THE RECORDS:
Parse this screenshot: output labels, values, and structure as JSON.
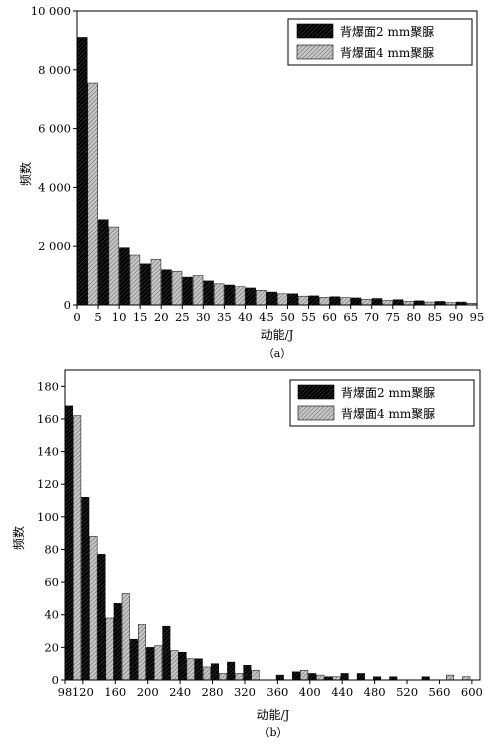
{
  "chart_data": [
    {
      "type": "bar",
      "panel_label": "（a）",
      "xlabel": "动能/J",
      "ylabel": "频数",
      "xlim": [
        0,
        95
      ],
      "ylim": [
        0,
        10000
      ],
      "bin_width": 5,
      "x_ticks": [
        "0",
        "5",
        "10",
        "15",
        "20",
        "25",
        "30",
        "35",
        "40",
        "45",
        "50",
        "55",
        "60",
        "65",
        "70",
        "75",
        "80",
        "85",
        "90",
        "95"
      ],
      "y_ticks": [
        "0",
        "2 000",
        "4 000",
        "6 000",
        "8 000",
        "10 000"
      ],
      "y_tick_values": [
        0,
        2000,
        4000,
        6000,
        8000,
        10000
      ],
      "legend": {
        "position": "top-right",
        "entries": [
          "背爆面2 mm聚脲",
          "背爆面4 mm聚脲"
        ]
      },
      "series": [
        {
          "name": "背爆面2 mm聚脲",
          "color": "#000000",
          "pattern": "dark-hatch",
          "values": [
            9100,
            2900,
            1950,
            1400,
            1200,
            950,
            820,
            680,
            580,
            440,
            380,
            310,
            280,
            240,
            220,
            180,
            140,
            120,
            100
          ]
        },
        {
          "name": "背爆面4 mm聚脲",
          "color": "#a0a0a0",
          "pattern": "grey-hatch",
          "values": [
            7550,
            2650,
            1700,
            1550,
            1150,
            1000,
            720,
            620,
            500,
            380,
            300,
            260,
            250,
            190,
            150,
            120,
            100,
            80,
            60
          ]
        }
      ],
      "grid": false
    },
    {
      "type": "bar",
      "panel_label": "（b）",
      "xlabel": "动能/J",
      "ylabel": "频数",
      "xlim": [
        98,
        610
      ],
      "ylim": [
        0,
        190
      ],
      "bin_width": 20,
      "x_ticks": [
        "98",
        "120",
        "160",
        "200",
        "240",
        "280",
        "320",
        "360",
        "400",
        "440",
        "480",
        "520",
        "560",
        "600"
      ],
      "x_tick_values": [
        98,
        120,
        160,
        200,
        240,
        280,
        320,
        360,
        400,
        440,
        480,
        520,
        560,
        600
      ],
      "y_ticks": [
        "0",
        "20",
        "40",
        "60",
        "80",
        "100",
        "120",
        "140",
        "160",
        "180"
      ],
      "y_tick_values": [
        0,
        20,
        40,
        60,
        80,
        100,
        120,
        140,
        160,
        180
      ],
      "legend": {
        "position": "top-right",
        "entries": [
          "背爆面2 mm聚脲",
          "背爆面4 mm聚脲"
        ]
      },
      "bin_starts": [
        98,
        118,
        138,
        158,
        178,
        198,
        218,
        238,
        258,
        278,
        298,
        318,
        338,
        358,
        378,
        398,
        418,
        438,
        458,
        478,
        498,
        518,
        538,
        558,
        578
      ],
      "series": [
        {
          "name": "背爆面2 mm聚脲",
          "color": "#000000",
          "pattern": "dark-hatch",
          "values": [
            168,
            112,
            77,
            47,
            25,
            20,
            33,
            17,
            13,
            10,
            11,
            9,
            0,
            3,
            5,
            4,
            2,
            4,
            4,
            2,
            2,
            0,
            2,
            0,
            0
          ]
        },
        {
          "name": "背爆面4 mm聚脲",
          "color": "#a0a0a0",
          "pattern": "grey-hatch",
          "values": [
            162,
            88,
            38,
            53,
            34,
            21,
            18,
            13,
            8,
            4,
            4,
            6,
            0,
            0,
            6,
            3,
            2,
            0,
            0,
            0,
            0,
            0,
            0,
            3,
            2
          ]
        }
      ],
      "grid": false
    }
  ]
}
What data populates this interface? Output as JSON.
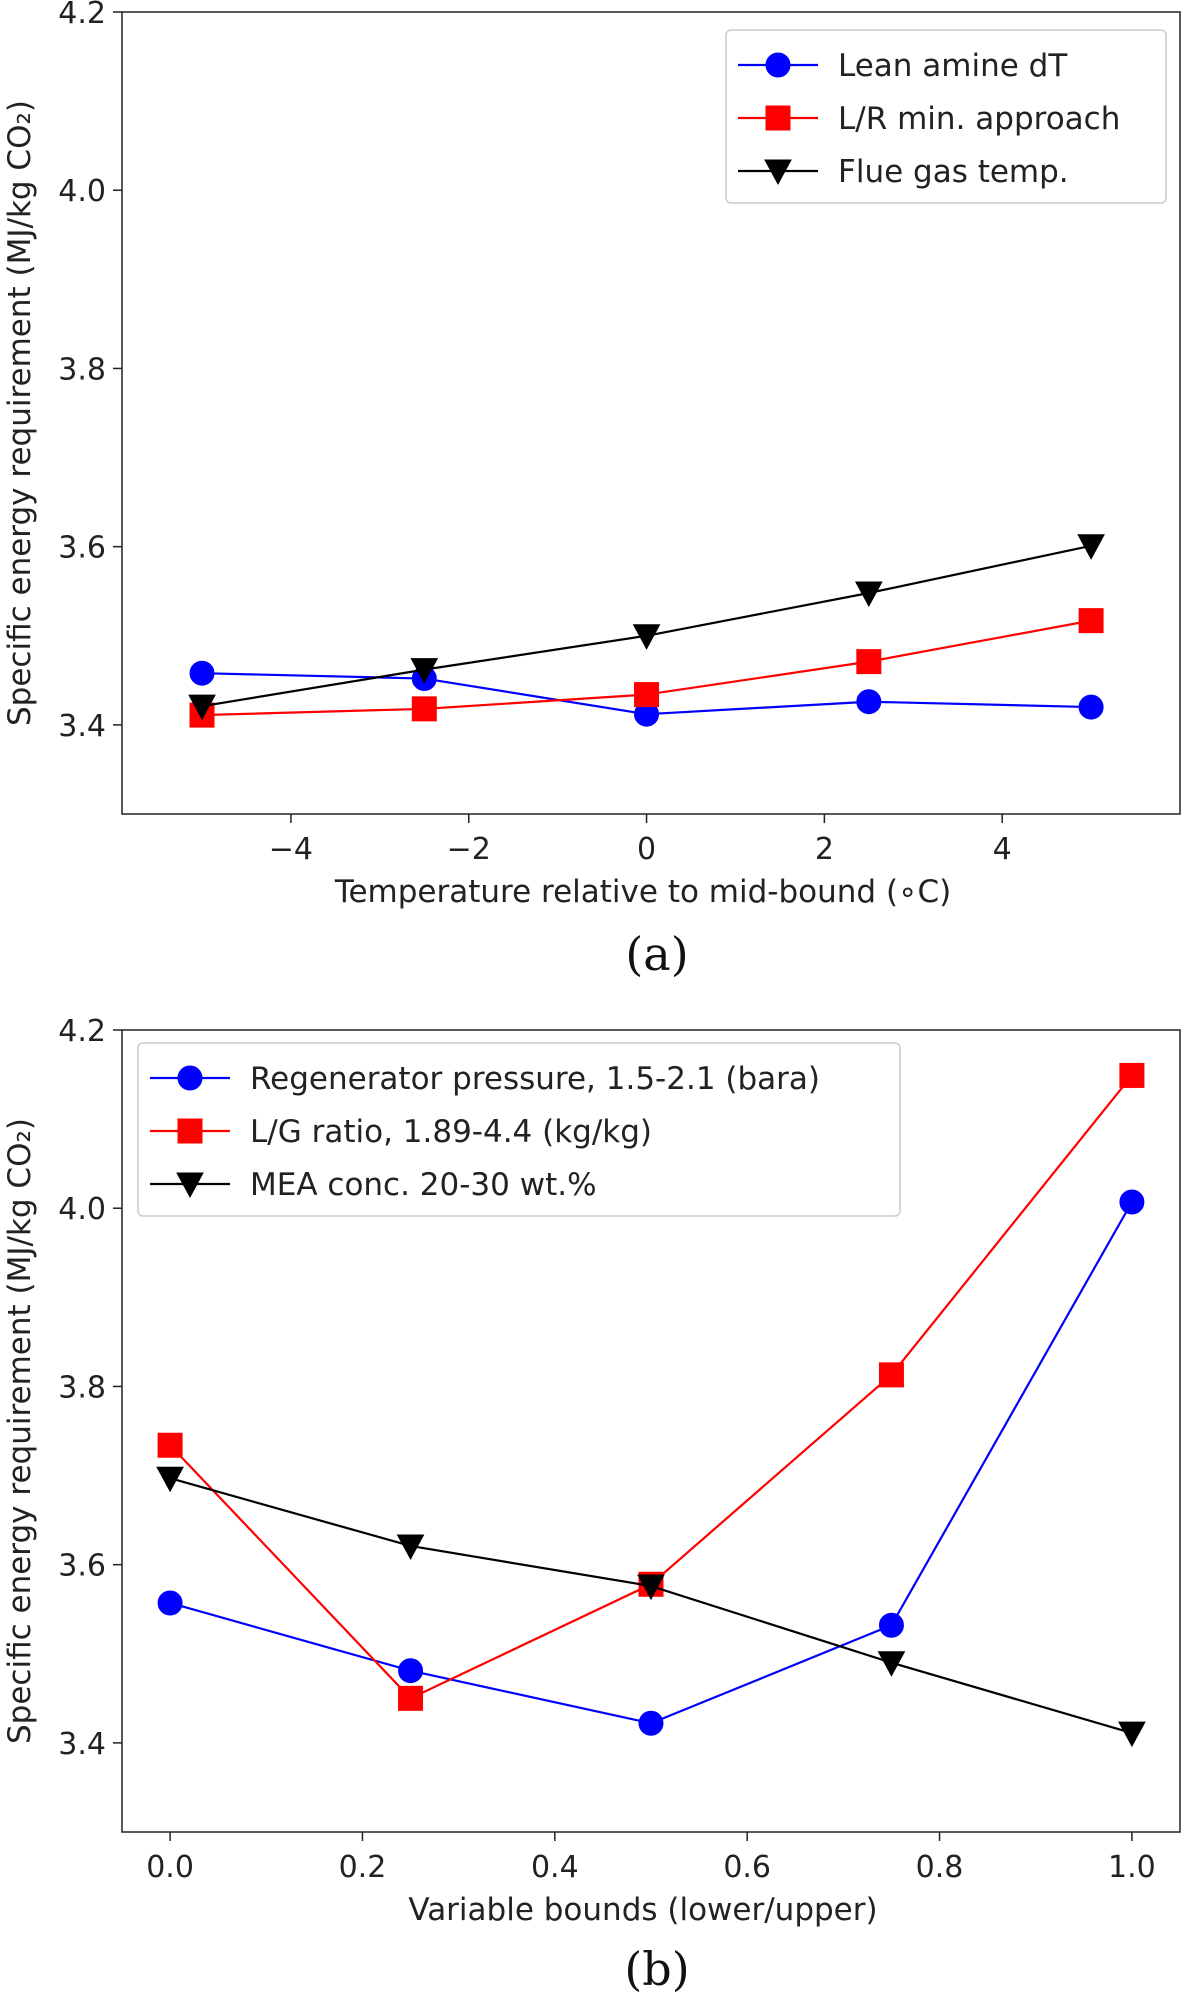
{
  "chart_data": [
    {
      "type": "line",
      "panel_label": "(a)",
      "xlabel": "Temperature relative to mid-bound (∘C)",
      "ylabel": "Specific energy requirement (MJ/kg CO₂)",
      "xlim": [
        -5.9,
        6.0
      ],
      "ylim": [
        3.3,
        4.2
      ],
      "xticks": [
        -4,
        -2,
        0,
        2,
        4
      ],
      "xtick_labels": [
        "−4",
        "−2",
        "0",
        "2",
        "4"
      ],
      "yticks": [
        3.4,
        3.6,
        3.8,
        4.0,
        4.2
      ],
      "ytick_labels": [
        "3.4",
        "3.6",
        "3.8",
        "4.0",
        "4.2"
      ],
      "legend_position": "top-right",
      "grid": false,
      "series": [
        {
          "name": "Lean amine dT",
          "color": "#0000ff",
          "marker": "circle",
          "x": [
            -5,
            -2.5,
            0,
            2.5,
            5
          ],
          "y": [
            3.458,
            3.452,
            3.412,
            3.426,
            3.42
          ]
        },
        {
          "name": "L/R min. approach",
          "color": "#ff0000",
          "marker": "square",
          "x": [
            -5,
            -2.5,
            0,
            2.5,
            5
          ],
          "y": [
            3.411,
            3.418,
            3.434,
            3.471,
            3.517
          ]
        },
        {
          "name": "Flue gas temp.",
          "color": "#000000",
          "marker": "triangle-down",
          "x": [
            -5,
            -2.5,
            0,
            2.5,
            5
          ],
          "y": [
            3.421,
            3.462,
            3.5,
            3.548,
            3.601
          ]
        }
      ]
    },
    {
      "type": "line",
      "panel_label": "(b)",
      "xlabel": "Variable bounds (lower/upper)",
      "ylabel": "Specific energy requirement (MJ/kg CO₂)",
      "xlim": [
        -0.05,
        1.05
      ],
      "ylim": [
        3.3,
        4.2
      ],
      "xticks": [
        0.0,
        0.2,
        0.4,
        0.6,
        0.8,
        1.0
      ],
      "xtick_labels": [
        "0.0",
        "0.2",
        "0.4",
        "0.6",
        "0.8",
        "1.0"
      ],
      "yticks": [
        3.4,
        3.6,
        3.8,
        4.0,
        4.2
      ],
      "ytick_labels": [
        "3.4",
        "3.6",
        "3.8",
        "4.0",
        "4.2"
      ],
      "legend_position": "top-left",
      "grid": false,
      "series": [
        {
          "name": "Regenerator pressure, 1.5-2.1 (bara)",
          "color": "#0000ff",
          "marker": "circle",
          "x": [
            0,
            0.25,
            0.5,
            0.75,
            1.0
          ],
          "y": [
            3.557,
            3.481,
            3.422,
            3.532,
            4.007
          ]
        },
        {
          "name": "L/G ratio, 1.89-4.4 (kg/kg)",
          "color": "#ff0000",
          "marker": "square",
          "x": [
            0,
            0.25,
            0.5,
            0.75,
            1.0
          ],
          "y": [
            3.734,
            3.45,
            3.578,
            3.813,
            4.149
          ]
        },
        {
          "name": "MEA conc. 20-30 wt.%",
          "color": "#000000",
          "marker": "triangle-down",
          "x": [
            0,
            0.25,
            0.5,
            0.75,
            1.0
          ],
          "y": [
            3.697,
            3.621,
            3.576,
            3.49,
            3.411
          ]
        }
      ]
    }
  ]
}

TASK: Copy out the listing exactly as it stands, but not the pictures.

TASK RESULT:
Parse this screenshot: output labels, values, and structure as JSON.
{
  "chart_data": [
    {
      "type": "bar",
      "panel_label": "（a）",
      "xlabel": "动能/J",
      "ylabel": "频数",
      "xlim": [
        0,
        95
      ],
      "ylim": [
        0,
        10000
      ],
      "bin_width": 5,
      "x_ticks": [
        "0",
        "5",
        "10",
        "15",
        "20",
        "25",
        "30",
        "35",
        "40",
        "45",
        "50",
        "55",
        "60",
        "65",
        "70",
        "75",
        "80",
        "85",
        "90",
        "95"
      ],
      "y_ticks": [
        "0",
        "2 000",
        "4 000",
        "6 000",
        "8 000",
        "10 000"
      ],
      "y_tick_values": [
        0,
        2000,
        4000,
        6000,
        8000,
        10000
      ],
      "legend": {
        "position": "top-right",
        "entries": [
          "背爆面2 mm聚脲",
          "背爆面4 mm聚脲"
        ]
      },
      "series": [
        {
          "name": "背爆面2 mm聚脲",
          "color": "#000000",
          "pattern": "dark-hatch",
          "values": [
            9100,
            2900,
            1950,
            1400,
            1200,
            950,
            820,
            680,
            580,
            440,
            380,
            310,
            280,
            240,
            220,
            180,
            140,
            120,
            100
          ]
        },
        {
          "name": "背爆面4 mm聚脲",
          "color": "#a0a0a0",
          "pattern": "grey-hatch",
          "values": [
            7550,
            2650,
            1700,
            1550,
            1150,
            1000,
            720,
            620,
            500,
            380,
            300,
            260,
            250,
            190,
            150,
            120,
            100,
            80,
            60
          ]
        }
      ],
      "grid": false
    },
    {
      "type": "bar",
      "panel_label": "（b）",
      "xlabel": "动能/J",
      "ylabel": "频数",
      "xlim": [
        98,
        610
      ],
      "ylim": [
        0,
        190
      ],
      "bin_width": 20,
      "x_ticks": [
        "98",
        "120",
        "160",
        "200",
        "240",
        "280",
        "320",
        "360",
        "400",
        "440",
        "480",
        "520",
        "560",
        "600"
      ],
      "x_tick_values": [
        98,
        120,
        160,
        200,
        240,
        280,
        320,
        360,
        400,
        440,
        480,
        520,
        560,
        600
      ],
      "y_ticks": [
        "0",
        "20",
        "40",
        "60",
        "80",
        "100",
        "120",
        "140",
        "160",
        "180"
      ],
      "y_tick_values": [
        0,
        20,
        40,
        60,
        80,
        100,
        120,
        140,
        160,
        180
      ],
      "legend": {
        "position": "top-right",
        "entries": [
          "背爆面2 mm聚脲",
          "背爆面4 mm聚脲"
        ]
      },
      "bin_starts": [
        98,
        118,
        138,
        158,
        178,
        198,
        218,
        238,
        258,
        278,
        298,
        318,
        338,
        358,
        378,
        398,
        418,
        438,
        458,
        478,
        498,
        518,
        538,
        558,
        578
      ],
      "series": [
        {
          "name": "背爆面2 mm聚脲",
          "color": "#000000",
          "pattern": "dark-hatch",
          "values": [
            168,
            112,
            77,
            47,
            25,
            20,
            33,
            17,
            13,
            10,
            11,
            9,
            0,
            3,
            5,
            4,
            2,
            4,
            4,
            2,
            2,
            0,
            2,
            0,
            0
          ]
        },
        {
          "name": "背爆面4 mm聚脲",
          "color": "#a0a0a0",
          "pattern": "grey-hatch",
          "values": [
            162,
            88,
            38,
            53,
            34,
            21,
            18,
            13,
            8,
            4,
            4,
            6,
            0,
            0,
            6,
            3,
            2,
            0,
            0,
            0,
            0,
            0,
            0,
            3,
            2
          ]
        }
      ],
      "grid": false
    }
  ]
}
What data populates this interface? Output as JSON.
{
  "chart_data": [
    {
      "type": "line",
      "panel_label": "(a)",
      "xlabel": "Temperature relative to mid-bound (∘C)",
      "ylabel": "Specific energy requirement (MJ/kg CO₂)",
      "xlim": [
        -5.9,
        6.0
      ],
      "ylim": [
        3.3,
        4.2
      ],
      "xticks": [
        -4,
        -2,
        0,
        2,
        4
      ],
      "xtick_labels": [
        "−4",
        "−2",
        "0",
        "2",
        "4"
      ],
      "yticks": [
        3.4,
        3.6,
        3.8,
        4.0,
        4.2
      ],
      "ytick_labels": [
        "3.4",
        "3.6",
        "3.8",
        "4.0",
        "4.2"
      ],
      "legend_position": "top-right",
      "grid": false,
      "series": [
        {
          "name": "Lean amine dT",
          "color": "#0000ff",
          "marker": "circle",
          "x": [
            -5,
            -2.5,
            0,
            2.5,
            5
          ],
          "y": [
            3.458,
            3.452,
            3.412,
            3.426,
            3.42
          ]
        },
        {
          "name": "L/R min. approach",
          "color": "#ff0000",
          "marker": "square",
          "x": [
            -5,
            -2.5,
            0,
            2.5,
            5
          ],
          "y": [
            3.411,
            3.418,
            3.434,
            3.471,
            3.517
          ]
        },
        {
          "name": "Flue gas temp.",
          "color": "#000000",
          "marker": "triangle-down",
          "x": [
            -5,
            -2.5,
            0,
            2.5,
            5
          ],
          "y": [
            3.421,
            3.462,
            3.5,
            3.548,
            3.601
          ]
        }
      ]
    },
    {
      "type": "line",
      "panel_label": "(b)",
      "xlabel": "Variable bounds (lower/upper)",
      "ylabel": "Specific energy requirement (MJ/kg CO₂)",
      "xlim": [
        -0.05,
        1.05
      ],
      "ylim": [
        3.3,
        4.2
      ],
      "xticks": [
        0.0,
        0.2,
        0.4,
        0.6,
        0.8,
        1.0
      ],
      "xtick_labels": [
        "0.0",
        "0.2",
        "0.4",
        "0.6",
        "0.8",
        "1.0"
      ],
      "yticks": [
        3.4,
        3.6,
        3.8,
        4.0,
        4.2
      ],
      "ytick_labels": [
        "3.4",
        "3.6",
        "3.8",
        "4.0",
        "4.2"
      ],
      "legend_position": "top-left",
      "grid": false,
      "series": [
        {
          "name": "Regenerator pressure, 1.5-2.1 (bara)",
          "color": "#0000ff",
          "marker": "circle",
          "x": [
            0,
            0.25,
            0.5,
            0.75,
            1.0
          ],
          "y": [
            3.557,
            3.481,
            3.422,
            3.532,
            4.007
          ]
        },
        {
          "name": "L/G ratio, 1.89-4.4 (kg/kg)",
          "color": "#ff0000",
          "marker": "square",
          "x": [
            0,
            0.25,
            0.5,
            0.75,
            1.0
          ],
          "y": [
            3.734,
            3.45,
            3.578,
            3.813,
            4.149
          ]
        },
        {
          "name": "MEA conc. 20-30 wt.%",
          "color": "#000000",
          "marker": "triangle-down",
          "x": [
            0,
            0.25,
            0.5,
            0.75,
            1.0
          ],
          "y": [
            3.697,
            3.621,
            3.576,
            3.49,
            3.411
          ]
        }
      ]
    }
  ]
}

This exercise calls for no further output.